__YOUR INSTRUCTIONS__: Select the lines of the records containing the word "Citizenship" and list them.

__ENTRIES__:
..............................

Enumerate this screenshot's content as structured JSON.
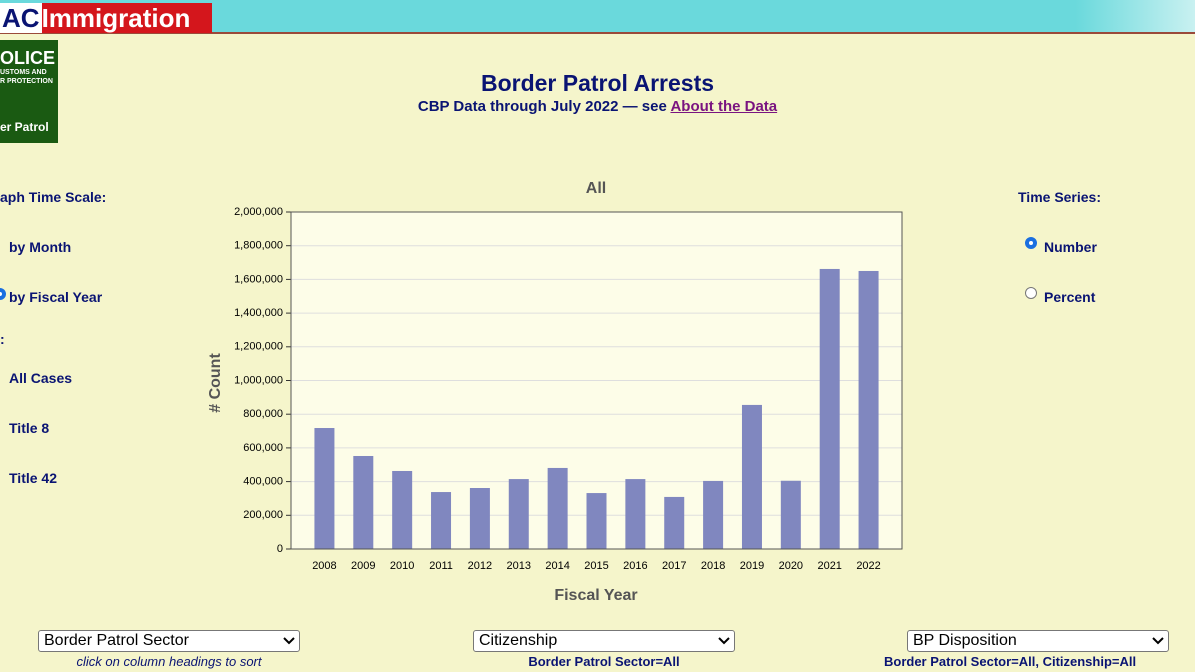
{
  "header": {
    "brand_prefix": "AC",
    "brand": "Immigration"
  },
  "logo": {
    "lines": [
      "OLICE",
      "USTOMS AND",
      "R PROTECTION"
    ],
    "caption": "er Patrol"
  },
  "title": "Border Patrol Arrests",
  "subtitle": "CBP Data through July 2022 — see",
  "subtitle_link": "About the Data",
  "left_panel": {
    "heading": "aph Time Scale:",
    "options": [
      "by Month",
      "by Fiscal Year"
    ],
    "heading2": ":",
    "options2": [
      "All Cases",
      "Title 8",
      "Title 42"
    ]
  },
  "right_panel": {
    "heading": "Time Series:",
    "options": [
      "Number",
      "Percent"
    ]
  },
  "chart_data": {
    "type": "bar",
    "title": "All",
    "x_label": "Fiscal Year",
    "y_label": "# Count",
    "categories": [
      "2008",
      "2009",
      "2010",
      "2011",
      "2012",
      "2013",
      "2014",
      "2015",
      "2016",
      "2017",
      "2018",
      "2019",
      "2020",
      "2021",
      "2022"
    ],
    "values": [
      718000,
      552000,
      463000,
      338000,
      362000,
      415000,
      481000,
      332000,
      415000,
      309000,
      404000,
      855000,
      405000,
      1662000,
      1650000
    ],
    "color": "#8087bf",
    "ylim": [
      0,
      2000000
    ],
    "yticks": [
      0,
      {
        "value": 200000,
        "label": "200,000"
      },
      {
        "value": 400000,
        "label": "400,000"
      },
      {
        "value": 600000,
        "label": "600,000"
      },
      {
        "value": 800000,
        "label": "800,000"
      },
      {
        "value": 1000000,
        "label": "1,000,000"
      },
      {
        "value": 1200000,
        "label": "1,200,000"
      },
      {
        "value": 1400000,
        "label": "1,400,000"
      },
      {
        "value": 1600000,
        "label": "1,600,000"
      },
      {
        "value": 1800000,
        "label": "1,800,000"
      },
      {
        "value": 2000000,
        "label": "2,000,000"
      }
    ],
    "grid": true
  },
  "tables": [
    {
      "select": "Border Patrol Sector",
      "note": "click on column headings to sort"
    },
    {
      "select": "Citizenship",
      "note": "Border Patrol Sector=All"
    },
    {
      "select": "BP Disposition",
      "note": "Border Patrol Sector=All, Citizenship=All"
    }
  ]
}
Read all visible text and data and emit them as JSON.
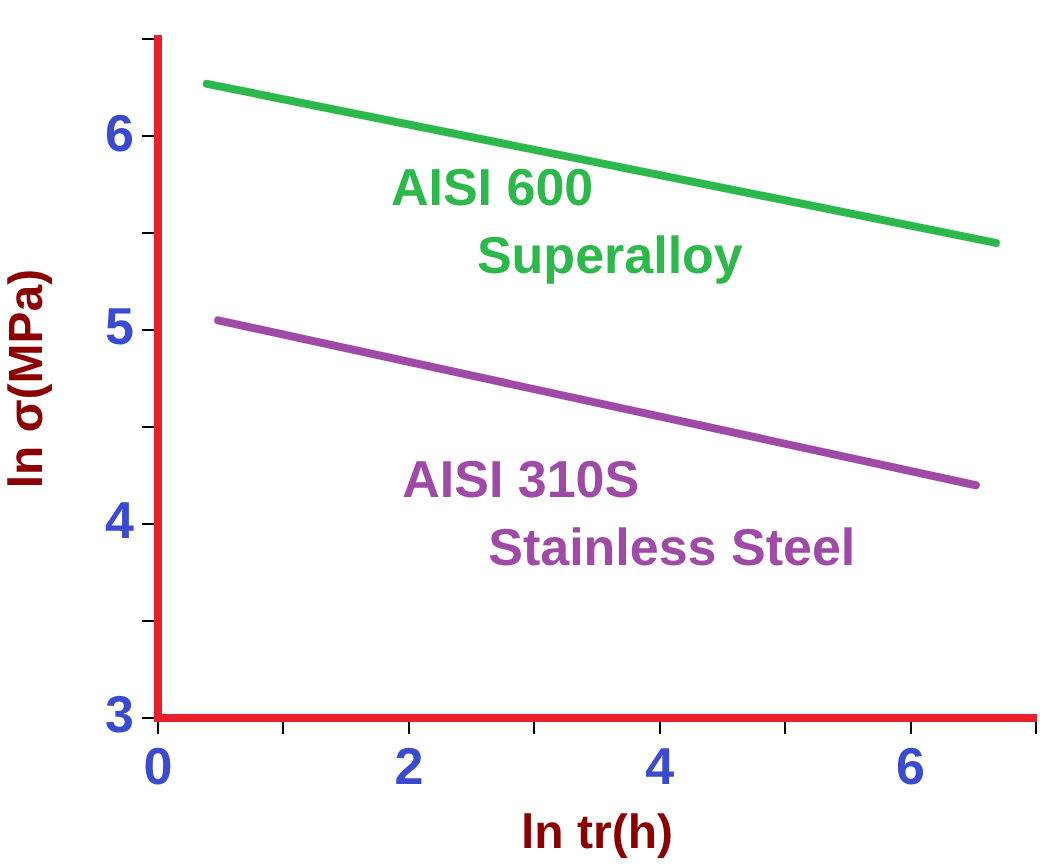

..............................

__WRITTEN RESPONSE__:
      "select": "Citizenship",
      "note": "Border Patrol Sector=All, Citizenship=All"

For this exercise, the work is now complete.